- YOUR TASK
Select every line containing the word "Commodity" from the material, and copy those lines.

— Begin RECORDS FOR THIS EXERCISE —

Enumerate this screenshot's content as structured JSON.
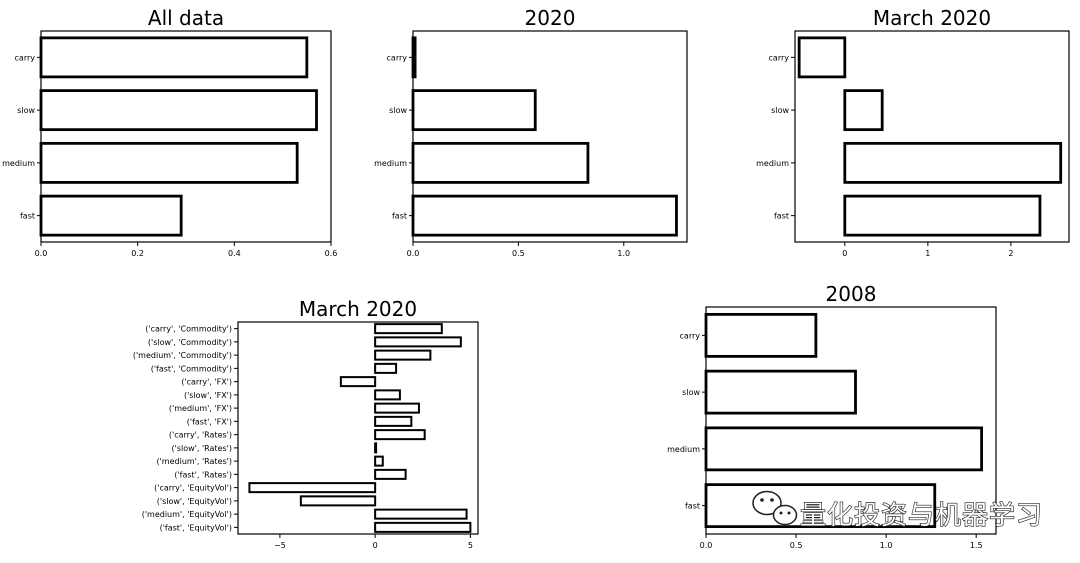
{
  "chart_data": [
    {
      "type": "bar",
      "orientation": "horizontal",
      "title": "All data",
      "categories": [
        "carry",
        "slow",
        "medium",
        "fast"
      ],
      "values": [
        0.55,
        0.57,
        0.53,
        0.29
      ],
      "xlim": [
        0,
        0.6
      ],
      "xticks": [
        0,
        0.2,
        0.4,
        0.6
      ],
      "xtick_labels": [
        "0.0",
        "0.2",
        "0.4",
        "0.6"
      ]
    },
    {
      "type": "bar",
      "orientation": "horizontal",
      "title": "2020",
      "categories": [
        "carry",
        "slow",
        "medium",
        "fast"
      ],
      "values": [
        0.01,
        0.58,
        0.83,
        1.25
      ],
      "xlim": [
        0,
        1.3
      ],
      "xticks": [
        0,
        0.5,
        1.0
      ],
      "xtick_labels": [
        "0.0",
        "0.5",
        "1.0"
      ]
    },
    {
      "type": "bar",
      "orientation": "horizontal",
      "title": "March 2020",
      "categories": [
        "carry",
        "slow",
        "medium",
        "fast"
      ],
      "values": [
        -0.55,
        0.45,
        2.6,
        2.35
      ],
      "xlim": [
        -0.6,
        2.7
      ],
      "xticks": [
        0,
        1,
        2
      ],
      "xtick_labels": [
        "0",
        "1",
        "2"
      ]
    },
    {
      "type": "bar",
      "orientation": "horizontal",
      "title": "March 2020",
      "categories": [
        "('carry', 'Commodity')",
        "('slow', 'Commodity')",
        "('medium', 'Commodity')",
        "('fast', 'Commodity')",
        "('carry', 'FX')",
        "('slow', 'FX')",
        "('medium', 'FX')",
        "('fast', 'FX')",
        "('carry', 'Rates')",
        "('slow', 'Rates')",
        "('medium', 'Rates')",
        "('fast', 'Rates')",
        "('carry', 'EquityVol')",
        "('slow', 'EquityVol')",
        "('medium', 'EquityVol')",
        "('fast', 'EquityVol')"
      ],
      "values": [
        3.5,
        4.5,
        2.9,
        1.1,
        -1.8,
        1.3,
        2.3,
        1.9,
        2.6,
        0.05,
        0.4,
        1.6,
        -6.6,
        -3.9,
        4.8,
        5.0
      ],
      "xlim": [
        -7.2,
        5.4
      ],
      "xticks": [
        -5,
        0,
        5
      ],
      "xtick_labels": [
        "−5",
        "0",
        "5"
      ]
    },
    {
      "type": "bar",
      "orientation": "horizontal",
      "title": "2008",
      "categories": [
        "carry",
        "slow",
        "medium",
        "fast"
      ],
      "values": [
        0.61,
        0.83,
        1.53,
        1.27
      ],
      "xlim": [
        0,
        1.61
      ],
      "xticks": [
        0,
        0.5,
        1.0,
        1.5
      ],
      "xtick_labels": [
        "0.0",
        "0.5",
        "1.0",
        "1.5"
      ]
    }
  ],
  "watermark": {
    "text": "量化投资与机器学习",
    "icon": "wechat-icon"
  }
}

— End RECORDS FOR THIS EXERCISE —

- ANSWER
        "('carry', 'Commodity')",
        "('slow', 'Commodity')",
        "('medium', 'Commodity')",
        "('fast', 'Commodity')",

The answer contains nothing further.